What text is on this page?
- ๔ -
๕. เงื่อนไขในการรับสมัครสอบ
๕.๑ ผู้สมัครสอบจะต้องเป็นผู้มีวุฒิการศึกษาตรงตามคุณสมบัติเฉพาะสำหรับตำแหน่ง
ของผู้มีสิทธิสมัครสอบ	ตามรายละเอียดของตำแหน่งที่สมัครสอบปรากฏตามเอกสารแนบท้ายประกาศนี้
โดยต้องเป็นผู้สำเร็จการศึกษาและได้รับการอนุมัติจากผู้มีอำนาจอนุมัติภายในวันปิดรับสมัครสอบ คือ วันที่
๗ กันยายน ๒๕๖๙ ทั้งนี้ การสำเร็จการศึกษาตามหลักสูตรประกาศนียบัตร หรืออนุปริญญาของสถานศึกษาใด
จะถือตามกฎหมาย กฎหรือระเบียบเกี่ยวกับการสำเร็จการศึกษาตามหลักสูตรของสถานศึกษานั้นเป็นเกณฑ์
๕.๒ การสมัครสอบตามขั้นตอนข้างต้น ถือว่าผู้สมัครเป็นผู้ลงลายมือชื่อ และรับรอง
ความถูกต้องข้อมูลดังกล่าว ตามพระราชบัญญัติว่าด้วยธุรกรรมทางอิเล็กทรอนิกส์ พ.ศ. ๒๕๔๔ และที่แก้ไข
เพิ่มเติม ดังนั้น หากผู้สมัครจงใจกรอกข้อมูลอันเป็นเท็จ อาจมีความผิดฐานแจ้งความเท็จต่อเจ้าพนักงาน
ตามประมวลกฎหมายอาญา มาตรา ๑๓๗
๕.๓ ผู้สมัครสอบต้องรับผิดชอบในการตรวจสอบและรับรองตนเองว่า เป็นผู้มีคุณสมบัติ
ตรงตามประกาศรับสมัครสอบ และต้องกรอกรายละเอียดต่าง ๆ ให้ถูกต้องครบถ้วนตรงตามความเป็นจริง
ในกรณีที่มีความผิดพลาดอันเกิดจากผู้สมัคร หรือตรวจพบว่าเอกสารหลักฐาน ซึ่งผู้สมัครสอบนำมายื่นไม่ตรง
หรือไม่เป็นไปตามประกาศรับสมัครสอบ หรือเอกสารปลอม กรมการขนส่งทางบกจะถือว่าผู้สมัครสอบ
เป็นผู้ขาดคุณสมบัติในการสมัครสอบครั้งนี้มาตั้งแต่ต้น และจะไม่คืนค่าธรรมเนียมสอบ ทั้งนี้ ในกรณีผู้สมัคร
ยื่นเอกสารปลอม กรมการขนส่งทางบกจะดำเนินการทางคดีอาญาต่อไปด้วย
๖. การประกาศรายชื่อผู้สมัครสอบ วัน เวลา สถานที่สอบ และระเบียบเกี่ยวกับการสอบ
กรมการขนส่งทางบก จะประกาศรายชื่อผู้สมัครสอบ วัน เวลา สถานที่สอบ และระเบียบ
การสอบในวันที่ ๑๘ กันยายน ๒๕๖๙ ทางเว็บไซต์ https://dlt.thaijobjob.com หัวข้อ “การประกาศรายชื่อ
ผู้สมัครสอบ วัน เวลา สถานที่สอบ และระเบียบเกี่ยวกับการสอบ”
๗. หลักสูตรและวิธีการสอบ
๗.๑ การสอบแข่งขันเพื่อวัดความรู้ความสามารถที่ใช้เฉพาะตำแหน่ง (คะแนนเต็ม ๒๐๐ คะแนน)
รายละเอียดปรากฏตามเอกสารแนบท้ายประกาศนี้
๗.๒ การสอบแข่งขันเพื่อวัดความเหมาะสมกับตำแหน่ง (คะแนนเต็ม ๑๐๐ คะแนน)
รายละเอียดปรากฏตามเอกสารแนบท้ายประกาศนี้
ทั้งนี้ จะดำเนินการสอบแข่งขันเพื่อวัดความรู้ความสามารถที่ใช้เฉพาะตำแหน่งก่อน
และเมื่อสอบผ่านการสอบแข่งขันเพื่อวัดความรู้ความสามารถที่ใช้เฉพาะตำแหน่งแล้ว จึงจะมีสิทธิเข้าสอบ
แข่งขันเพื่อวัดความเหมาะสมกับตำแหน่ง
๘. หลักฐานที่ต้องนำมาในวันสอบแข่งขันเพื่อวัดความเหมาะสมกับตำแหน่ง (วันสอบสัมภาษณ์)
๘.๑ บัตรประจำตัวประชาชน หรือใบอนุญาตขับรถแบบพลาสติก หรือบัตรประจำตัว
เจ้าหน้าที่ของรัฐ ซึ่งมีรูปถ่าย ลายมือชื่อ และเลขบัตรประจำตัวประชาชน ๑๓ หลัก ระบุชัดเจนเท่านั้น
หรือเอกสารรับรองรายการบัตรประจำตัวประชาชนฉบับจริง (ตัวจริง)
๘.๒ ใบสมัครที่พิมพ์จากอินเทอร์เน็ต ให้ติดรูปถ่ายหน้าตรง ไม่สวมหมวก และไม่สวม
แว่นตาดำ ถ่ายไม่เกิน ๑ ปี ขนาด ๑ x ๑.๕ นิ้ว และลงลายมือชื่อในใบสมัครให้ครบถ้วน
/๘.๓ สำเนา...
################
Extract each line of the material exactly as it stands.

■ EXERCISE RESPONSE ■
What text is on this page?
- ๔ -
๕. เงื่อนไขในการรับสมัครสอบ
๕.๑ ผู้สมัครสอบจะต้องเป็นผู้มีวุฒิการศึกษาตรงตามคุณสมบัติเฉพาะสำหรับตำแหน่ง
ของผู้มีสิทธิสมัครสอบ	ตามรายละเอียดของตำแหน่งที่สมัครสอบปรากฏตามเอกสารแนบท้ายประกาศนี้
โดยต้องเป็นผู้สำเร็จการศึกษาและได้รับการอนุมัติจากผู้มีอำนาจอนุมัติภายในวันปิดรับสมัครสอบ คือ วันที่
๗ กันยายน ๒๕๖๙ ทั้งนี้ การสำเร็จการศึกษาตามหลักสูตรประกาศนียบัตร หรืออนุปริญญาของสถานศึกษาใด
จะถือตามกฎหมาย กฎหรือระเบียบเกี่ยวกับการสำเร็จการศึกษาตามหลักสูตรของสถานศึกษานั้นเป็นเกณฑ์
๕.๒ การสมัครสอบตามขั้นตอนข้างต้น ถือว่าผู้สมัครเป็นผู้ลงลายมือชื่อ และรับรอง
ความถูกต้องข้อมูลดังกล่าว ตามพระราชบัญญัติว่าด้วยธุรกรรมทางอิเล็กทรอนิกส์ พ.ศ. ๒๕๔๔ และที่แก้ไข
เพิ่มเติม ดังนั้น หากผู้สมัครจงใจกรอกข้อมูลอันเป็นเท็จ อาจมีความผิดฐานแจ้งความเท็จต่อเจ้าพนักงาน
ตามประมวลกฎหมายอาญา มาตรา ๑๓๗
๕.๓ ผู้สมัครสอบต้องรับผิดชอบในการตรวจสอบและรับรองตนเองว่า เป็นผู้มีคุณสมบัติ
ตรงตามประกาศรับสมัครสอบ และต้องกรอกรายละเอียดต่าง ๆ ให้ถูกต้องครบถ้วนตรงตามความเป็นจริง
ในกรณีที่มีความผิดพลาดอันเกิดจากผู้สมัคร หรือตรวจพบว่าเอกสารหลักฐาน ซึ่งผู้สมัครสอบนำมายื่นไม่ตรง
หรือไม่เป็นไปตามประกาศรับสมัครสอบ หรือเอกสารปลอม กรมการขนส่งทางบกจะถือว่าผู้สมัครสอบ
เป็นผู้ขาดคุณสมบัติในการสมัครสอบครั้งนี้มาตั้งแต่ต้น และจะไม่คืนค่าธรรมเนียมสอบ ทั้งนี้ ในกรณีผู้สมัคร
ยื่นเอกสารปลอม กรมการขนส่งทางบกจะดำเนินการทางคดีอาญาต่อไปด้วย
๖. การประกาศรายชื่อผู้สมัครสอบ วัน เวลา สถานที่สอบ และระเบียบเกี่ยวกับการสอบ
กรมการขนส่งทางบก จะประกาศรายชื่อผู้สมัครสอบ วัน เวลา สถานที่สอบ และระเบียบ
การสอบในวันที่ ๑๘ กันยายน ๒๕๖๙ ทางเว็บไซต์ https://dlt.thaijobjob.com หัวข้อ “การประกาศรายชื่อ
ผู้สมัครสอบ วัน เวลา สถานที่สอบ และระเบียบเกี่ยวกับการสอบ”
๗. หลักสูตรและวิธีการสอบ
๗.๑ การสอบแข่งขันเพื่อวัดความรู้ความสามารถที่ใช้เฉพาะตำแหน่ง (คะแนนเต็ม ๒๐๐ คะแนน)
รายละเอียดปรากฏตามเอกสารแนบท้ายประกาศนี้
๗.๒ การสอบแข่งขันเพื่อวัดความเหมาะสมกับตำแหน่ง (คะแนนเต็ม ๑๐๐ คะแนน)
รายละเอียดปรากฏตามเอกสารแนบท้ายประกาศนี้
ทั้งนี้ จะดำเนินการสอบแข่งขันเพื่อวัดความรู้ความสามารถที่ใช้เฉพาะตำแหน่งก่อน
และเมื่อสอบผ่านการสอบแข่งขันเพื่อวัดความรู้ความสามารถที่ใช้เฉพาะตำแหน่งแล้ว จึงจะมีสิทธิเข้าสอบ
แข่งขันเพื่อวัดความเหมาะสมกับตำแหน่ง
๘. หลักฐานที่ต้องนำมาในวันสอบแข่งขันเพื่อวัดความเหมาะสมกับตำแหน่ง (วันสอบสัมภาษณ์)
๘.๑ บัตรประจำตัวประชาชน หรือใบอนุญาตขับรถแบบพลาสติก หรือบัตรประจำตัว
เจ้าหน้าที่ของรัฐ ซึ่งมีรูปถ่าย ลายมือชื่อ และเลขบัตรประจำตัวประชาชน ๑๓ หลัก ระบุชัดเจนเท่านั้น
หรือเอกสารรับรองรายการบัตรประจำตัวประชาชนฉบับจริง (ตัวจริง)
๘.๒ ใบสมัครที่พิมพ์จากอินเทอร์เน็ต ให้ติดรูปถ่ายหน้าตรง ไม่สวมหมวก และไม่สวม
แว่นตาดำ ถ่ายไม่เกิน ๑ ปี ขนาด ๑ x ๑.๕ นิ้ว และลงลายมือชื่อในใบสมัครให้ครบถ้วน
/๘.๓ สำเนา...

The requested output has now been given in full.